List all lines of the data that include the string "plain".

Start of Extracted data

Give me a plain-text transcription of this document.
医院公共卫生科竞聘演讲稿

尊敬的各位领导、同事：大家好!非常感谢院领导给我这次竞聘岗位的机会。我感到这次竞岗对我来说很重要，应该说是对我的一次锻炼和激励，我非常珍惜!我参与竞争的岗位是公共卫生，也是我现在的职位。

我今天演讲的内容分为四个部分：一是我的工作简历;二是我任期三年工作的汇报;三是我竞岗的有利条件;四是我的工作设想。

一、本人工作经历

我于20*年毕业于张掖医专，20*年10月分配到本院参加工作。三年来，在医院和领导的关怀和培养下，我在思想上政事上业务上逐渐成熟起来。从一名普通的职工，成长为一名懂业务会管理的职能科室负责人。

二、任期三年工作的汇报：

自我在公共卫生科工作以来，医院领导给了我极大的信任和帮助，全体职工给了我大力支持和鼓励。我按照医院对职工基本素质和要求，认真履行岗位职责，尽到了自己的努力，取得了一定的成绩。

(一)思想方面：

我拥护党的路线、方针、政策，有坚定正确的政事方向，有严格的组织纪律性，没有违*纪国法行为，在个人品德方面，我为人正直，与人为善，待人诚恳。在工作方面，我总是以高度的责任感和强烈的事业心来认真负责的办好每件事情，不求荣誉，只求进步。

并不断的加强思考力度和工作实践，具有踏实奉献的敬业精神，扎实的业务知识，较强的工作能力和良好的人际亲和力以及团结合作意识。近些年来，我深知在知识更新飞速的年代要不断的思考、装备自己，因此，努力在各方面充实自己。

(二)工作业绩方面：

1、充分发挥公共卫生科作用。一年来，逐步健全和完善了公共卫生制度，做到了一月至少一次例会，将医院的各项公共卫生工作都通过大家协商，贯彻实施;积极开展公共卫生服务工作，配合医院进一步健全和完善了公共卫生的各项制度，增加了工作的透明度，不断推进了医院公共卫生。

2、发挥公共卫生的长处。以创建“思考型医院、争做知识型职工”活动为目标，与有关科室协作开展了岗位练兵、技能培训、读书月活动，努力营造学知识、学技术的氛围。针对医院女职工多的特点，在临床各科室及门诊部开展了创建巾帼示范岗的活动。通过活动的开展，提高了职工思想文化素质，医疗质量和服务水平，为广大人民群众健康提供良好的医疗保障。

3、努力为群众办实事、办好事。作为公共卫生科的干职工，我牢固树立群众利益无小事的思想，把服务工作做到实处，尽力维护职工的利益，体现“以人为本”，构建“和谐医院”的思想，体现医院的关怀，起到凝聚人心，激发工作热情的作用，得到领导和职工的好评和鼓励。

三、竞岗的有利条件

End of Extracted data
Start of Extracted data

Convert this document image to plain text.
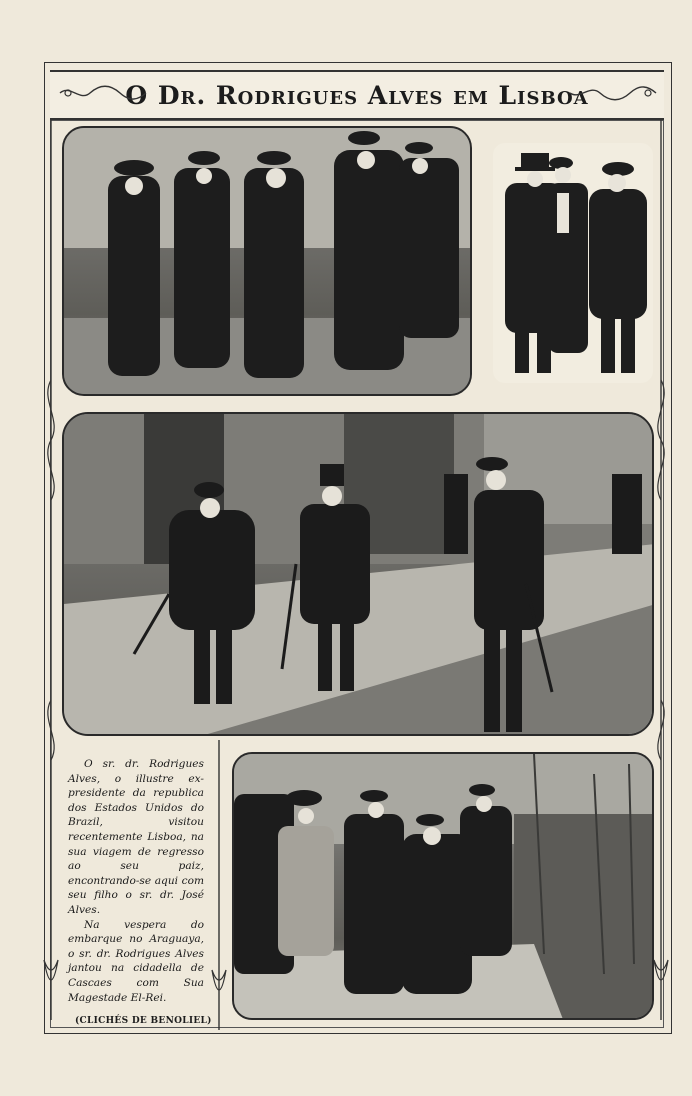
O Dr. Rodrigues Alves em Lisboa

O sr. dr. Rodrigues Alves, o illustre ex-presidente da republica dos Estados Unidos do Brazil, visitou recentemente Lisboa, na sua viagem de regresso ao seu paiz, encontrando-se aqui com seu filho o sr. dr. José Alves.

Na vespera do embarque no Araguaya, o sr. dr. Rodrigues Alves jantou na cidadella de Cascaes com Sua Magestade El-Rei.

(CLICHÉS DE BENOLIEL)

End of Extracted data

■ Solution for this task:
Give me a plain-text transcription of this document.
Convert this document image to plain text.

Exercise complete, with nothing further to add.